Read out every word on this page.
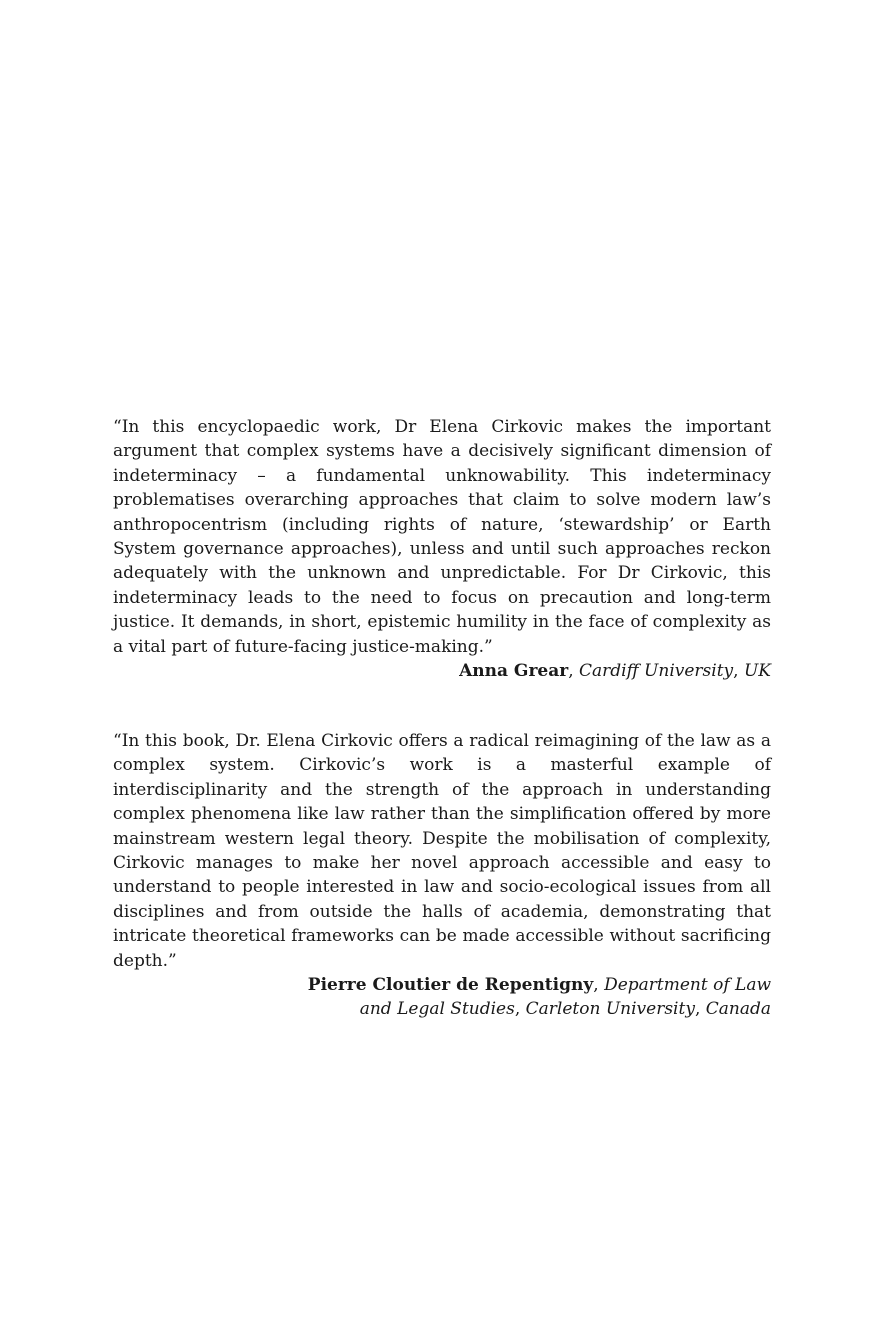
“In this encyclopaedic work, Dr Elena Cirkovic makes the important argument that complex systems have a decisively significant dimension of indeterminacy – a fundamental unknowability. This indeterminacy problematises overarching approaches that claim to solve modern law’s anthropocentrism (including rights of nature, ‘stewardship’ or Earth System governance approaches), unless and until such approaches reckon adequately with the unknown and unpredictable. For Dr Cirkovic, this indeterminacy leads to the need to focus on precaution and long-term justice. It demands, in short, epistemic humility in the face of complexity as a vital part of future-facing justice-making.”

Anna Grear, Cardiff University, UK

“In this book, Dr. Elena Cirkovic offers a radical reimagining of the law as a complex system. Cirkovic’s work is a masterful example of interdisciplinarity and the strength of the approach in understanding complex phenomena like law rather than the simplification offered by more mainstream western legal theory. Despite the mobilisation of complexity, Cirkovic manages to make her novel approach accessible and easy to understand to people interested in law and socio-ecological issues from all disciplines and from outside the halls of academia, demonstrating that intricate theoretical frameworks can be made accessible without sacrificing depth.”

Pierre Cloutier de Repentigny, Department of Law
and Legal Studies, Carleton University, Canada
********************
▶ [Written instruction]: Leave out all pictures, then copy the remaining material exactly.

▶ [Result below]:
Read out every word on this page.
“In this encyclopaedic work, Dr Elena Cirkovic makes the important argument that complex systems have a decisively significant dimension of indeterminacy – a fundamental unknowability. This indeterminacy problematises overarching approaches that claim to solve modern law’s anthropocentrism (including rights of nature, ‘stewardship’ or Earth System governance approaches), unless and until such approaches reckon adequately with the unknown and unpredictable. For Dr Cirkovic, this indeterminacy leads to the need to focus on precaution and long-term justice. It demands, in short, epistemic humility in the face of complexity as a vital part of future-facing justice-making.”

Anna Grear, Cardiff University, UK

“In this book, Dr. Elena Cirkovic offers a radical reimagining of the law as a complex system. Cirkovic’s work is a masterful example of interdisciplinarity and the strength of the approach in understanding complex phenomena like law rather than the simplification offered by more mainstream western legal theory. Despite the mobilisation of complexity, Cirkovic manages to make her novel approach accessible and easy to understand to people interested in law and socio-ecological issues from all disciplines and from outside the halls of academia, demonstrating that intricate theoretical frameworks can be made accessible without sacrificing depth.”

Pierre Cloutier de Repentigny, Department of Law
and Legal Studies, Carleton University, Canada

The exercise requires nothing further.